| Text excerpt |
>> start
You must change /dev/ub* to /dev/sd* in /etc/fstab file.

Now my usb memory works fine.

Ciao

----------

## comio

 *detz wrote:*   

> I don't even know what I'm getting...how do you test the speed when you're coping files?

 

I test with "cp -g [src] [dest]".

ciao

----------

## dsd

yep.. /dev/uba (the ub driver) is slow. use usb-storage for now.

----------

## eelke

HAL_9000:

Do you have scsi and scsi disk support enabled in your 2.6.9 kernel? You need these for sd? devices.

----------

## tisham

Yep yep ub driver IS slow(the low performance is the tell tale) but before you can use the scsi emulation make sure you deselect the ub driver it overrides scsi emul.I guess you can choose which one you use in your hotplug .conf but i dont know how.Similar to choosing to use yenta_socket over i82365 for pcmcia...

Hum.

Cheers,

Tish.

----------

## jsheedy

PostPosted: Sat Nov 27, 2004 1:53 am    Post subject: Help please  	Reply with quote Edit/Delete this post

I am having the same problems. I plug the unit in usbview sees the item. I have ide-scsi and usb_storage modules loading, and I have build sg into the kernel.

System gentoo 2.6.9-gentoo-r4 #7 amdXP300 512MB adaptec 29160 U160 (36 gig hd, and yamaha burner) nothing new shows up under /proc partitions. Works on a mandrake system. I am not sure.

Thanks,

J

mathgeek wrote:

I had some trouble with my USB stick. I finally solved the problem by compiling a new kernel from the latest mm-sources. If you want to use a cardreader, make sure that you have

Code:

CONFIG_SCSI_MULTI_LUN=y

compiled this

set. Then all slots of the cardreader will be recognized.

You will also need support for USB mass storage:

Code:

CONFIG_USB_MASS_STORAGE=y

This is not available (maybe just for 2.4.x?).

----------
>> end
| Required task 1 |
In the listing below, copy the lines from the one containing "tick-label: 0 bbox=[43, 214, 48, 224]" up to and including the one containing "tick-label: 1000 bbox=[100, 214, 122, 224]".

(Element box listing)
>> start
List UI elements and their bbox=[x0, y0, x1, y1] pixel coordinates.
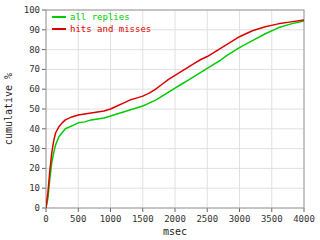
tick-label: 0 bbox=[43, 214, 48, 224]
grid-line bbox=[46, 109, 304, 110]
legend-entry: all replies bbox=[70, 12, 130, 22]
tick-label: 1500 bbox=[132, 214, 154, 224]
lines bbox=[46, 20, 304, 208]
tick-mark bbox=[42, 29, 46, 30]
tick-label: 80 bbox=[29, 45, 40, 55]
tick-label: 50 bbox=[29, 104, 40, 114]
tick-mark bbox=[239, 208, 240, 212]
legend-swatch bbox=[52, 16, 66, 18]
tick-label: 60 bbox=[29, 84, 40, 94]
line bbox=[46, 21, 304, 208]
tick-label: 1000 bbox=[100, 214, 122, 224]
tick-mark bbox=[304, 208, 305, 212]
tick-label: 2000 bbox=[164, 214, 186, 224]
grid-line bbox=[46, 168, 304, 169]
tick-mark bbox=[207, 208, 208, 212]
tick-label: 3000 bbox=[229, 214, 251, 224]
tick-mark bbox=[42, 188, 46, 189]
tick-mark bbox=[271, 208, 272, 212]
tick-mark bbox=[42, 89, 46, 90]
tick-label: 0 bbox=[35, 203, 40, 213]
tick-mark bbox=[42, 168, 46, 169]
tick-mark bbox=[42, 208, 46, 209]
tick-label: 70 bbox=[29, 64, 40, 74]
tick-mark bbox=[78, 208, 79, 212]
tick-label: 30 bbox=[29, 144, 40, 154]
grid-line bbox=[46, 128, 304, 129]
tick-mark bbox=[46, 208, 47, 212]
plot-frame bbox=[46, 10, 304, 208]
tick-mark bbox=[42, 128, 46, 129]
tick-mark bbox=[110, 208, 111, 212]
x-axis-label: msec bbox=[163, 226, 187, 237]
grid-line bbox=[46, 69, 304, 70]
tick-label: 2500 bbox=[196, 214, 218, 224]
legend-entry: hits and misses bbox=[70, 24, 151, 34]
tick-mark bbox=[42, 10, 46, 11]
tick-label: 4000 bbox=[293, 214, 315, 224]
y-axis-label: cumulative % bbox=[3, 73, 14, 145]
tick-mark bbox=[42, 69, 46, 70]
tick-label: 10 bbox=[29, 183, 40, 193]
legend-swatch bbox=[52, 28, 66, 30]
grid bbox=[46, 10, 304, 208]
grid-line bbox=[46, 148, 304, 149]
line bbox=[46, 20, 304, 208]
tick-mark bbox=[42, 109, 46, 110]
tick-mark bbox=[42, 148, 46, 149]
tick-label: 90 bbox=[29, 25, 40, 35]
tick-label: 100 bbox=[24, 5, 40, 15]
tick-label: 3500 bbox=[261, 214, 283, 224]
tick-label: 500 bbox=[70, 214, 86, 224]
tick-label: 40 bbox=[29, 124, 40, 134]
grid-line bbox=[46, 188, 304, 189]
chart: 0 500 1000 1500 2000 2500 3000 3500 4000 0 10 20 30 4… bbox=[0, 0, 320, 240]
tick-mark bbox=[42, 49, 46, 50]
legend: all replies hits and misses bbox=[52, 12, 151, 34]
axes: 0 500 1000 1500 2000 2500 3000 3500 4000 0 10 20 30 4… bbox=[24, 5, 315, 224]
grid-line bbox=[46, 49, 304, 50]
tick-mark bbox=[175, 208, 176, 212]
tick-mark bbox=[142, 208, 143, 212]
tick-label: 20 bbox=[29, 163, 40, 173]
>> end
| Required task 2 |
Repeat the passage of the forum thread on USB storage drivers from "Yep yep ub driver" up to and including "i82365 for pcmcia...", word for word.

| Full output 1 |
tick-label: 0 bbox=[43, 214, 48, 224]
grid-line bbox=[46, 109, 304, 110]
legend-entry: all replies bbox=[70, 12, 130, 22]
tick-label: 1500 bbox=[132, 214, 154, 224]
lines bbox=[46, 20, 304, 208]
tick-mark bbox=[42, 29, 46, 30]
tick-label: 80 bbox=[29, 45, 40, 55]
tick-label: 50 bbox=[29, 104, 40, 114]
tick-mark bbox=[239, 208, 240, 212]
legend-swatch bbox=[52, 16, 66, 18]
tick-label: 60 bbox=[29, 84, 40, 94]
line bbox=[46, 21, 304, 208]
tick-label: 1000 bbox=[100, 214, 122, 224]

| Full output 2 |
Yep yep ub driver IS slow(the low performance is the tell tale) but before you can use the scsi emulation make sure you deselect the ub driver it overrides scsi emul.I guess you can choose which one you use in your hotplug .conf but i dont know how.Similar to choosing to use yenta_socket over i82365 for pcmcia...